Problem statement - Determine the number of lines in the listing below where the string "value" occurs; answer with the number alone.

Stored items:
== == ==

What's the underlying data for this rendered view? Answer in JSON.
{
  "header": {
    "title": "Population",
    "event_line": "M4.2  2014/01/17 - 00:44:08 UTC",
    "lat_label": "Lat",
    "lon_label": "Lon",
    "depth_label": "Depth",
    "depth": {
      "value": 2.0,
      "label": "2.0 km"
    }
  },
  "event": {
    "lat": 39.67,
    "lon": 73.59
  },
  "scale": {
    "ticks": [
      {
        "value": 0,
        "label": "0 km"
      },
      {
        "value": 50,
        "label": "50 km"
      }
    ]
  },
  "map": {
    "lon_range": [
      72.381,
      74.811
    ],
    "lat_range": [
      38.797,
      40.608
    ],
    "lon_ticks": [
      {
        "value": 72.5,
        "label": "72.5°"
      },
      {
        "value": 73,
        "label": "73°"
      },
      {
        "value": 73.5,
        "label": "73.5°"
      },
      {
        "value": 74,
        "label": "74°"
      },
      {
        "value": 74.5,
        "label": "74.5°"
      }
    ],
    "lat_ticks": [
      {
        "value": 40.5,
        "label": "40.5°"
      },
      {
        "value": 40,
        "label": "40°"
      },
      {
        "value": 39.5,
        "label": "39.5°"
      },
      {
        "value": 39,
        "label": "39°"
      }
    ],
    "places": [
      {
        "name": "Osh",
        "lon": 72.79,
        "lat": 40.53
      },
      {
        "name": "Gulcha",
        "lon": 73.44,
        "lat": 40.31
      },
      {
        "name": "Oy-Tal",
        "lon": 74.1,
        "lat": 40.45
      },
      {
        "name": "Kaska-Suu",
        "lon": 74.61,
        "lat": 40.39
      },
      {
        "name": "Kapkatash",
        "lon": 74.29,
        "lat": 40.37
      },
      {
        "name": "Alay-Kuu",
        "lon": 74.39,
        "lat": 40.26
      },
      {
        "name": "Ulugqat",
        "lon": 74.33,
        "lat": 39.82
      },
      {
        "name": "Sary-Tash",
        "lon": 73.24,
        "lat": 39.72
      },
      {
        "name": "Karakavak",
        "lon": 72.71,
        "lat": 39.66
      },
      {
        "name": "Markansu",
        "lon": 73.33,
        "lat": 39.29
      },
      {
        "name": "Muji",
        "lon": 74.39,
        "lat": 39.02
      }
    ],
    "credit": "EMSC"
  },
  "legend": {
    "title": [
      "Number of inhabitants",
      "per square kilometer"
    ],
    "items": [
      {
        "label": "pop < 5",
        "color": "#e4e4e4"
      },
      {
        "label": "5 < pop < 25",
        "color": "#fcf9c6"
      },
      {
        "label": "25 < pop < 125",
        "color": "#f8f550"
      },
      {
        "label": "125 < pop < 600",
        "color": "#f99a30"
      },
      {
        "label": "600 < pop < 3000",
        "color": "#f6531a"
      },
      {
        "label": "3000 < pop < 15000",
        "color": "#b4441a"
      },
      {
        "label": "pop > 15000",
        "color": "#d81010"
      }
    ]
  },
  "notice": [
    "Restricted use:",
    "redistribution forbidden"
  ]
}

== == ==

Solution for this problem - 12